• PROVIDED PASSAGE:
--------------------------------------------------

When I joined the Harvard faculty in 1989, I looked forward eagerly to the unparalleled riches of its libraries, but I also knew that it wouldn't be easy to make time to use them. Harvard's brilliant and responsive students encourage one to devote the greatest part of one's efforts to teaching and tutorial; a colleague in the History department once remarked that we all became better teachers after we came to Harvard. And when I was appointed chair of my department in 1993, I knew that I needed a research project that could be pursued in whatever spare hours could be set aside. I wanted to find something that would take me regularly to Houghton Library, just across the street from my office in Warren House. By serendipity I happened to look into a curious story, from the period of Puritan rule in seventeenth-century England, that had piqued my curiosity years before when I happened on it in David Hume's eighteenth-century History of England, and I discovered that Harvard holds an extraordinarily complete collection of the primary texts. Few of these have ever been closely examined by scholars, and anyone who did study them was usually guided by assumptions very different from those of recent scholarship; so this has turned out to be a case in which an old and rarely consulted trove of source material yielded new answers when new questions were put to it.

In brief, the story is as follows. In late October of 1656 a strange party approached Bristol, the largest city in the west of England. Apparently indifferent to a deluge of rain, a small group of men and women, some on horseback and others on foot, sang hosannas before a mounted figure who was unmistakably imitating Christ's entrance into Jerusalem on Palm Sunday. This was James Nayler, formerly a soldier and now a well-known itinerant preacher in the nascent Quaker movement. The incident immediately became notorious. It looked like deliberate and outrageous blasphemy to the established ministers of Bristol and to many other people as well, and since the confrontational tactics of the Quakers had aroused great resentment throughout England, it ignited official outrage and furnished a convenient test case for anti-Quaker action. Several detailed accounts of what happened were promptly published, and the case was soon a cause célèbre at the national level. What actually happened at Bristol was never in doubt, but its significance proved to be endlessly disputable, even after the entire Parliament had debated the Nayler case for ten days and then meted out a brutal punishment: the skin was flayed from his back by more than three hundred lashes, his forehead was branded with the letter B (for "blasphemy"), and his tongue was bored through with a red-hot iron. Consigned afterwards to solitary confinement in Bridewell prison, Nayler spent three years there before a general amnesty released him in 1659, and he died a year later at the age of forty-three.

Many intelligent people--not least of whom was Nayler himself, a lucid and prolific writer--struggled repeatedly to explain what the Bristol incident meant, and the records of the controversy illuminate an exceptionally turbulent moment in British history. In the 1650s, when George Fox, Nayler, and other charismatic figures initiated the Quaker movement, it expressed a profoundly individualist and socially disruptive faith. After the Restoration in 1660 it grew increasingly conservative, under the pressure of intense official persecution, and by the end of the century Quakers struck their neighbors as deliberately drab and taciturn, cautious among strangers and notable mainly for shrewdness in business. But in the 1650s they seemed very different, both to themselves and to a culture that felt threatened by them. As for Nayler, at the time of his much-publicized catastrophe he was considered crazy even by many of his fellow Quakers, and Quaker historians who later explored the history of their movement regarded his "fall" as an unlucky aberration, to be forgiven but not condoned.

--------------------------------------------------

• CHALLENGE:
Answer these questions from the passage about James Nayler.
(a) In what year was the writer appointed chair of the department?
(b) What letter was branded on Nayler's forehead?
(c) How many years did Nayler spend in Bridewell prison?
The entries after this passage are separate material.

--------------------------------------------------

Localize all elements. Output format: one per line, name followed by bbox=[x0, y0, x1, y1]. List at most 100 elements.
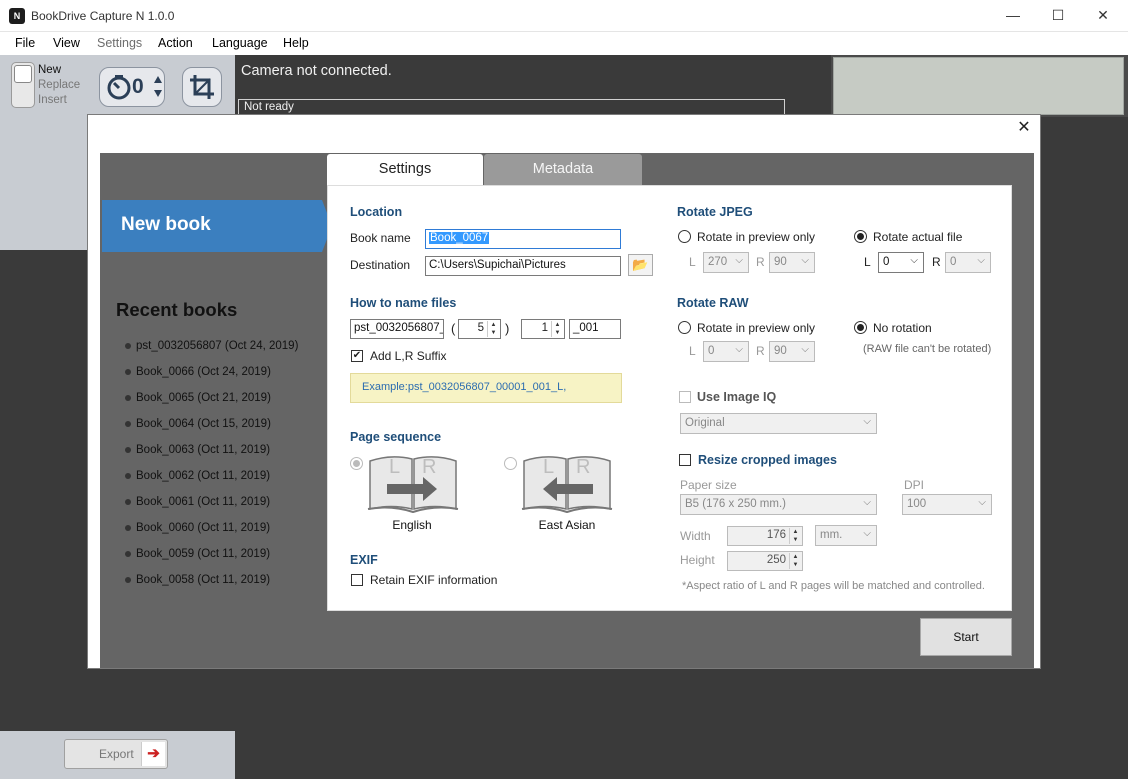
recent-book-item[interactable]: pst_0032056807 (Oct 24, 2019) bbox=[124, 339, 298, 365]
chevron-down-icon: ⌵ bbox=[735, 344, 743, 355]
destination-input[interactable]: C:\Users\Supichai\Pictures bbox=[425, 256, 621, 276]
self-timer-button[interactable]: 0 bbox=[99, 67, 165, 107]
retain-exif-checkbox[interactable] bbox=[351, 574, 363, 586]
dialog-close-icon[interactable]: ✕ bbox=[1014, 118, 1034, 138]
new-book-banner[interactable]: New book bbox=[102, 200, 332, 252]
raw-r-value: 90 bbox=[774, 345, 787, 357]
file-prefix-input[interactable]: pst_0032056807_ bbox=[350, 319, 444, 339]
english-book-icon[interactable] bbox=[367, 451, 459, 514]
destination-label: Destination bbox=[350, 258, 411, 272]
recent-books-list: pst_0032056807 (Oct 24, 2019) Book_0066 … bbox=[124, 339, 298, 599]
export-button[interactable]: Export ➔ bbox=[64, 739, 168, 769]
browse-folder-button[interactable]: 📂 bbox=[628, 254, 653, 276]
width-stepper[interactable]: 176 ▲ ▼ bbox=[727, 526, 803, 546]
start-button[interactable]: Start bbox=[920, 618, 1012, 656]
title-bar: N BookDrive Capture N 1.0.0 — ☐ ✕ bbox=[0, 0, 1128, 32]
close-paren: ) bbox=[505, 321, 510, 336]
raw-r-select[interactable]: 90 ⌵ bbox=[769, 341, 815, 362]
raw-preview-only-label: Rotate in preview only bbox=[697, 321, 816, 335]
unit-value: mm. bbox=[820, 529, 843, 541]
folder-icon: 📂 bbox=[632, 257, 649, 272]
raw-l-select[interactable]: 0 ⌵ bbox=[703, 341, 749, 362]
stepper-arrows-icon[interactable]: ▲ ▼ bbox=[487, 321, 499, 337]
app-icon: N bbox=[9, 8, 25, 24]
timer-icon bbox=[107, 75, 131, 100]
east-asian-sequence-radio[interactable] bbox=[504, 457, 517, 470]
jpeg-actual-file-radio[interactable] bbox=[854, 230, 867, 243]
paper-size-select[interactable]: B5 (176 x 250 mm.) ⌵ bbox=[680, 494, 877, 515]
export-label: Export bbox=[99, 747, 134, 761]
crop-button[interactable] bbox=[182, 67, 222, 107]
digits-stepper[interactable]: 5 ▲ ▼ bbox=[458, 319, 501, 339]
resize-cropped-checkbox[interactable] bbox=[679, 454, 691, 466]
raw-preview-only-radio[interactable] bbox=[678, 321, 691, 334]
add-lr-suffix-label: Add L,R Suffix bbox=[370, 349, 447, 363]
menu-bar: File View Settings Action Language Help bbox=[0, 32, 1128, 55]
jpeg-actual-r-label: R bbox=[932, 255, 941, 269]
book-name-value: Book_0067 bbox=[429, 232, 490, 244]
mode-insert-label[interactable]: Insert bbox=[38, 94, 67, 106]
dpi-select[interactable]: 100 ⌵ bbox=[902, 494, 992, 515]
stepper-arrows-icon[interactable]: ▲ ▼ bbox=[551, 321, 563, 337]
east-asian-book-letter-r: R bbox=[576, 456, 591, 478]
raw-l-value: 0 bbox=[708, 345, 715, 357]
add-lr-suffix-checkbox[interactable]: ✔ bbox=[351, 350, 363, 362]
checkmark-icon: ✔ bbox=[352, 350, 362, 361]
recent-book-item[interactable]: Book_0063 (Oct 11, 2019) bbox=[124, 443, 298, 469]
naming-title: How to name files bbox=[350, 296, 457, 310]
image-iq-select[interactable]: Original ⌵ bbox=[680, 413, 877, 434]
mode-replace-label[interactable]: Replace bbox=[38, 79, 80, 91]
raw-no-rotation-radio[interactable] bbox=[854, 321, 867, 334]
preview-thumbnail bbox=[833, 57, 1124, 115]
east-asian-book-icon[interactable] bbox=[521, 451, 613, 514]
english-book-letter-l: L bbox=[389, 456, 401, 478]
menu-view[interactable]: View bbox=[53, 36, 80, 50]
retain-exif-label: Retain EXIF information bbox=[370, 573, 498, 587]
height-stepper[interactable]: 250 ▲ ▼ bbox=[727, 551, 803, 571]
recent-book-item[interactable]: Book_0058 (Oct 11, 2019) bbox=[124, 573, 298, 599]
window-title: BookDrive Capture N 1.0.0 bbox=[31, 9, 175, 23]
tab-settings[interactable]: Settings bbox=[327, 154, 483, 185]
close-window-button[interactable]: ✕ bbox=[1080, 0, 1126, 31]
chevron-down-icon: ⌵ bbox=[735, 255, 743, 266]
crop-icon bbox=[190, 75, 214, 99]
recent-book-item[interactable]: Book_0064 (Oct 15, 2019) bbox=[124, 417, 298, 443]
chevron-down-icon: ⌵ bbox=[977, 255, 985, 266]
recent-book-item[interactable]: Book_0061 (Oct 11, 2019) bbox=[124, 495, 298, 521]
start-number-stepper[interactable]: 1 ▲ ▼ bbox=[521, 319, 565, 339]
tab-metadata[interactable]: Metadata bbox=[484, 154, 642, 185]
unit-select[interactable]: mm. ⌵ bbox=[815, 525, 877, 546]
rotate-jpeg-title: Rotate JPEG bbox=[677, 205, 753, 219]
mode-new-label[interactable]: New bbox=[38, 64, 61, 76]
english-label: English bbox=[392, 518, 432, 532]
jpeg-actual-l-select[interactable]: 0 ⌵ bbox=[878, 252, 924, 273]
jpeg-preview-l-select[interactable]: 270 ⌵ bbox=[703, 252, 749, 273]
file-suffix-input[interactable]: _001 bbox=[569, 319, 621, 339]
recent-book-item[interactable]: Book_0059 (Oct 11, 2019) bbox=[124, 547, 298, 573]
jpeg-preview-r-select[interactable]: 90 ⌵ bbox=[769, 252, 815, 273]
recent-book-item[interactable]: Book_0060 (Oct 11, 2019) bbox=[124, 521, 298, 547]
jpeg-preview-l-value: 270 bbox=[708, 256, 728, 268]
menu-language[interactable]: Language bbox=[212, 36, 268, 50]
maximize-button[interactable]: ☐ bbox=[1035, 0, 1081, 31]
book-name-input[interactable]: Book_0067 bbox=[425, 229, 621, 249]
capture-mode-switch[interactable] bbox=[11, 62, 35, 108]
recent-book-item[interactable]: Book_0065 (Oct 21, 2019) bbox=[124, 391, 298, 417]
stepper-arrows-icon[interactable]: ▲ ▼ bbox=[789, 528, 801, 544]
jpeg-preview-only-radio[interactable] bbox=[678, 230, 691, 243]
stepper-arrows-icon[interactable]: ▲ ▼ bbox=[789, 553, 801, 569]
menu-settings[interactable]: Settings bbox=[97, 36, 142, 50]
english-sequence-radio[interactable] bbox=[350, 457, 363, 470]
paper-size-label: Paper size bbox=[680, 478, 737, 492]
chevron-down-icon: ⌵ bbox=[801, 344, 809, 355]
minimize-button[interactable]: — bbox=[990, 0, 1036, 31]
jpeg-actual-r-select[interactable]: 0 ⌵ bbox=[945, 252, 991, 273]
menu-help[interactable]: Help bbox=[283, 36, 309, 50]
use-image-iq-checkbox[interactable] bbox=[679, 391, 691, 403]
menu-file[interactable]: File bbox=[15, 36, 35, 50]
jpeg-preview-l-label: L bbox=[689, 255, 696, 269]
menu-action[interactable]: Action bbox=[158, 36, 193, 50]
recent-book-item[interactable]: Book_0062 (Oct 11, 2019) bbox=[124, 469, 298, 495]
recent-book-item[interactable]: Book_0066 (Oct 24, 2019) bbox=[124, 365, 298, 391]
timer-stepper-icon[interactable] bbox=[153, 75, 163, 99]
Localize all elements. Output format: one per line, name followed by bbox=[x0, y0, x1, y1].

--------------------------------------------------

• RESPONSE TO THIS EXERCISE:
(a) 1993
(b) B
(c) Three